**Provided records:**
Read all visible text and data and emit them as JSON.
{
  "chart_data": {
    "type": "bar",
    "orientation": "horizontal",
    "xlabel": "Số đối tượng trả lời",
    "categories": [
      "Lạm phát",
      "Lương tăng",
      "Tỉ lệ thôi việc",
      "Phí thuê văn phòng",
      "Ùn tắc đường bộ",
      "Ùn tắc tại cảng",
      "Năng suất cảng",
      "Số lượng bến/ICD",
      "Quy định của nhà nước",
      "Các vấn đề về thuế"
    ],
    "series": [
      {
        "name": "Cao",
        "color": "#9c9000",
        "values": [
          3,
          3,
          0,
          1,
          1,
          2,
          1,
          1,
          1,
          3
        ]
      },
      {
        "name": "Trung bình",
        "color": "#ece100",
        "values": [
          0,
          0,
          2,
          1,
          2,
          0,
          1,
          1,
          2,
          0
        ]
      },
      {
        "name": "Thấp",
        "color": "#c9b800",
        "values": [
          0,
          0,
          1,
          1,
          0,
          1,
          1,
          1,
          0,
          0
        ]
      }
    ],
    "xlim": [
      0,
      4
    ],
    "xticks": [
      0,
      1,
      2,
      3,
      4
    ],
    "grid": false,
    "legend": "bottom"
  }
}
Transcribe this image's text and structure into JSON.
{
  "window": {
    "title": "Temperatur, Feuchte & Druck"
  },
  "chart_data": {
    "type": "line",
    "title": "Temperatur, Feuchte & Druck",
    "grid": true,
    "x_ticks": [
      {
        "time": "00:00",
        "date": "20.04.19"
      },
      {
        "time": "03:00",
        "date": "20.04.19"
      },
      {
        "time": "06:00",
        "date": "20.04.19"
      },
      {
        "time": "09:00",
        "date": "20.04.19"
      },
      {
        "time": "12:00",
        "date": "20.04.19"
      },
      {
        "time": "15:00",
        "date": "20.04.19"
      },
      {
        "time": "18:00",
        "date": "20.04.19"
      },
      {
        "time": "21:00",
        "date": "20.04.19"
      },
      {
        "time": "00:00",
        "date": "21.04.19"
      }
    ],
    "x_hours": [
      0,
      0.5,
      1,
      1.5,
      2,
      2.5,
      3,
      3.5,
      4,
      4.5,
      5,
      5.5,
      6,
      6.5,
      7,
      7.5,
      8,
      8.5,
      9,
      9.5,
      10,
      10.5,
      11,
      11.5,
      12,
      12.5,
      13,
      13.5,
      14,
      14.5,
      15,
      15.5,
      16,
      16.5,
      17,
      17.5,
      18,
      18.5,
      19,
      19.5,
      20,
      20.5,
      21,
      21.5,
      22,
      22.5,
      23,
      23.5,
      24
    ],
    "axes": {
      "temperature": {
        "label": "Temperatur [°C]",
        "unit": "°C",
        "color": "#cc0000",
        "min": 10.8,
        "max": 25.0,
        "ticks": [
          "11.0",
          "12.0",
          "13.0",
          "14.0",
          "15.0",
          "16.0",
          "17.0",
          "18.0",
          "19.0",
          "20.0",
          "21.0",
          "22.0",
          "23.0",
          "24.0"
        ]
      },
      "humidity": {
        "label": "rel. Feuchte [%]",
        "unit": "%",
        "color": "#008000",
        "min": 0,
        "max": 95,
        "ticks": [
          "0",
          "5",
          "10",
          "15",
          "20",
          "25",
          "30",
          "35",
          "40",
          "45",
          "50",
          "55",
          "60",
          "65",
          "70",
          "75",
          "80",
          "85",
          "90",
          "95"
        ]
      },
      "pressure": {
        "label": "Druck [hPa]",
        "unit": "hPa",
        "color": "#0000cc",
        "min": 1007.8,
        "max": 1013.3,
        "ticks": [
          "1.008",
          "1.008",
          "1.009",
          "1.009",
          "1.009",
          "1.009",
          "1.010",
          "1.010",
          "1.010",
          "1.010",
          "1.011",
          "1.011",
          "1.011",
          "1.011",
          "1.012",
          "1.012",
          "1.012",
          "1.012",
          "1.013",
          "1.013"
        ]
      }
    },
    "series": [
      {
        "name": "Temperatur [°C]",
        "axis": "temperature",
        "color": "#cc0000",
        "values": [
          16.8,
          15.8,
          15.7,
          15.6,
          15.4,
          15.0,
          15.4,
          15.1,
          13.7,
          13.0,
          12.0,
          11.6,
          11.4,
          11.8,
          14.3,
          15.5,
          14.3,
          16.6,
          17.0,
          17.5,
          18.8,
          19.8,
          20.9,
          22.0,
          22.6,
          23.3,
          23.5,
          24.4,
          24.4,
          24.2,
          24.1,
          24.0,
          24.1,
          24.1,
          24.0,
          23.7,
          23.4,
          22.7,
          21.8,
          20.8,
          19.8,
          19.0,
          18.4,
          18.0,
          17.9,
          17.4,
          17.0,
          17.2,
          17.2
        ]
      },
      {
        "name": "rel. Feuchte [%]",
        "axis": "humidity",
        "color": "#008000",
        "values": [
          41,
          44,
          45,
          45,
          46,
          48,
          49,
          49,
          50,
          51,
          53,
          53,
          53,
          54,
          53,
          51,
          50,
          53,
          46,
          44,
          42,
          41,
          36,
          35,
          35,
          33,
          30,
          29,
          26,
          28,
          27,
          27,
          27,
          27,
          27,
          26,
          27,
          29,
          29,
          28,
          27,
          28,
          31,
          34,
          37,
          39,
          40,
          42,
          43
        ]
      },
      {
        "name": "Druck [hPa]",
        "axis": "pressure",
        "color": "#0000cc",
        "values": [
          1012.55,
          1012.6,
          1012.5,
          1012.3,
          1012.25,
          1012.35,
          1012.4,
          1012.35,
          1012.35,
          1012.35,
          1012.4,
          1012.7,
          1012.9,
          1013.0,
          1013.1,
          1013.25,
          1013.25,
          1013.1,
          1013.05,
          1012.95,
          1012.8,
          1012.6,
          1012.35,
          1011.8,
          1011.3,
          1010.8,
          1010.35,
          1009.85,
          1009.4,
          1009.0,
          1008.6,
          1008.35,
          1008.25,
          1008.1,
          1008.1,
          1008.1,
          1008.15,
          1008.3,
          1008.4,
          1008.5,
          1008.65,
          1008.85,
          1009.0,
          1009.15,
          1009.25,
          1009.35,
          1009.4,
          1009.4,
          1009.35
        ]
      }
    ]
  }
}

**Your instructions:**
Each line of the listing above should be output exactly.

**Result of this task:**
Read all visible text and data and emit them as JSON.
{
  "chart_data": {
    "type": "bar",
    "orientation": "horizontal",
    "xlabel": "Số đối tượng trả lời",
    "categories": [
      "Lạm phát",
      "Lương tăng",
      "Tỉ lệ thôi việc",
      "Phí thuê văn phòng",
      "Ùn tắc đường bộ",
      "Ùn tắc tại cảng",
      "Năng suất cảng",
      "Số lượng bến/ICD",
      "Quy định của nhà nước",
      "Các vấn đề về thuế"
    ],
    "series": [
      {
        "name": "Cao",
        "color": "#9c9000",
        "values": [
          3,
          3,
          0,
          1,
          1,
          2,
          1,
          1,
          1,
          3
        ]
      },
      {
        "name": "Trung bình",
        "color": "#ece100",
        "values": [
          0,
          0,
          2,
          1,
          2,
          0,
          1,
          1,
          2,
          0
        ]
      },
      {
        "name": "Thấp",
        "color": "#c9b800",
        "values": [
          0,
          0,
          1,
          1,
          0,
          1,
          1,
          1,
          0,
          0
        ]
      }
    ],
    "xlim": [
      0,
      4
    ],
    "xticks": [
      0,
      1,
      2,
      3,
      4
    ],
    "grid": false,
    "legend": "bottom"
  }
}
Transcribe this image's text and structure into JSON.
{
  "window": {
    "title": "Temperatur, Feuchte & Druck"
  },
  "chart_data": {
    "type": "line",
    "title": "Temperatur, Feuchte & Druck",
    "grid": true,
    "x_ticks": [
      {
        "time": "00:00",
        "date": "20.04.19"
      },
      {
        "time": "03:00",
        "date": "20.04.19"
      },
      {
        "time": "06:00",
        "date": "20.04.19"
      },
      {
        "time": "09:00",
        "date": "20.04.19"
      },
      {
        "time": "12:00",
        "date": "20.04.19"
      },
      {
        "time": "15:00",
        "date": "20.04.19"
      },
      {
        "time": "18:00",
        "date": "20.04.19"
      },
      {
        "time": "21:00",
        "date": "20.04.19"
      },
      {
        "time": "00:00",
        "date": "21.04.19"
      }
    ],
    "x_hours": [
      0,
      0.5,
      1,
      1.5,
      2,
      2.5,
      3,
      3.5,
      4,
      4.5,
      5,
      5.5,
      6,
      6.5,
      7,
      7.5,
      8,
      8.5,
      9,
      9.5,
      10,
      10.5,
      11,
      11.5,
      12,
      12.5,
      13,
      13.5,
      14,
      14.5,
      15,
      15.5,
      16,
      16.5,
      17,
      17.5,
      18,
      18.5,
      19,
      19.5,
      20,
      20.5,
      21,
      21.5,
      22,
      22.5,
      23,
      23.5,
      24
    ],
    "axes": {
      "temperature": {
        "label": "Temperatur [°C]",
        "unit": "°C",
        "color": "#cc0000",
        "min": 10.8,
        "max": 25.0,
        "ticks": [
          "11.0",
          "12.0",
          "13.0",
          "14.0",
          "15.0",
          "16.0",
          "17.0",
          "18.0",
          "19.0",
          "20.0",
          "21.0",
          "22.0",
          "23.0",
          "24.0"
        ]
      },
      "humidity": {
        "label": "rel. Feuchte [%]",
        "unit": "%",
        "color": "#008000",
        "min": 0,
        "max": 95,
        "ticks": [
          "0",
          "5",
          "10",
          "15",
          "20",
          "25",
          "30",
          "35",
          "40",
          "45",
          "50",
          "55",
          "60",
          "65",
          "70",
          "75",
          "80",
          "85",
          "90",
          "95"
        ]
      },
      "pressure": {
        "label": "Druck [hPa]",
        "unit": "hPa",
        "color": "#0000cc",
        "min": 1007.8,
        "max": 1013.3,
        "ticks": [
          "1.008",
          "1.008",
          "1.009",
          "1.009",
          "1.009",
          "1.009",
          "1.010",
          "1.010",
          "1.010",
          "1.010",
          "1.011",
          "1.011",
          "1.011",
          "1.011",
          "1.012",
          "1.012",
          "1.012",
          "1.012",
          "1.013",
          "1.013"
        ]
      }
    },
    "series": [
      {
        "name": "Temperatur [°C]",
        "axis": "temperature",
        "color": "#cc0000",
        "values": [
          16.8,
          15.8,
          15.7,
          15.6,
          15.4,
          15.0,
          15.4,
          15.1,
          13.7,
          13.0,
          12.0,
          11.6,
          11.4,
          11.8,
          14.3,
          15.5,
          14.3,
          16.6,
          17.0,
          17.5,
          18.8,
          19.8,
          20.9,
          22.0,
          22.6,
          23.3,
          23.5,
          24.4,
          24.4,
          24.2,
          24.1,
          24.0,
          24.1,
          24.1,
          24.0,
          23.7,
          23.4,
          22.7,
          21.8,
          20.8,
          19.8,
          19.0,
          18.4,
          18.0,
          17.9,
          17.4,
          17.0,
          17.2,
          17.2
        ]
      },
      {
        "name": "rel. Feuchte [%]",
        "axis": "humidity",
        "color": "#008000",
        "values": [
          41,
          44,
          45,
          45,
          46,
          48,
          49,
          49,
          50,
          51,
          53,
          53,
          53,
          54,
          53,
          51,
          50,
          53,
          46,
          44,
          42,
          41,
          36,
          35,
          35,
          33,
          30,
          29,
          26,
          28,
          27,
          27,
          27,
          27,
          27,
          26,
          27,
          29,
          29,
          28,
          27,
          28,
          31,
          34,
          37,
          39,
          40,
          42,
          43
        ]
      },
      {
        "name": "Druck [hPa]",
        "axis": "pressure",
        "color": "#0000cc",
        "values": [
          1012.55,
          1012.6,
          1012.5,
          1012.3,
          1012.25,
          1012.35,
          1012.4,
          1012.35,
          1012.35,
          1012.35,
          1012.4,
          1012.7,
          1012.9,
          1013.0,
          1013.1,
          1013.25,
          1013.25,
          1013.1,
          1013.05,
          1012.95,
          1012.8,
          1012.6,
          1012.35,
          1011.8,
          1011.3,
          1010.8,
          1010.35,
          1009.85,
          1009.4,
          1009.0,
          1008.6,
          1008.35,
          1008.25,
          1008.1,
          1008.1,
          1008.1,
          1008.15,
          1008.3,
          1008.4,
          1008.5,
          1008.65,
          1008.85,
          1009.0,
          1009.15,
          1009.25,
          1009.35,
          1009.4,
          1009.4,
          1009.35
        ]
      }
    ]
  }
}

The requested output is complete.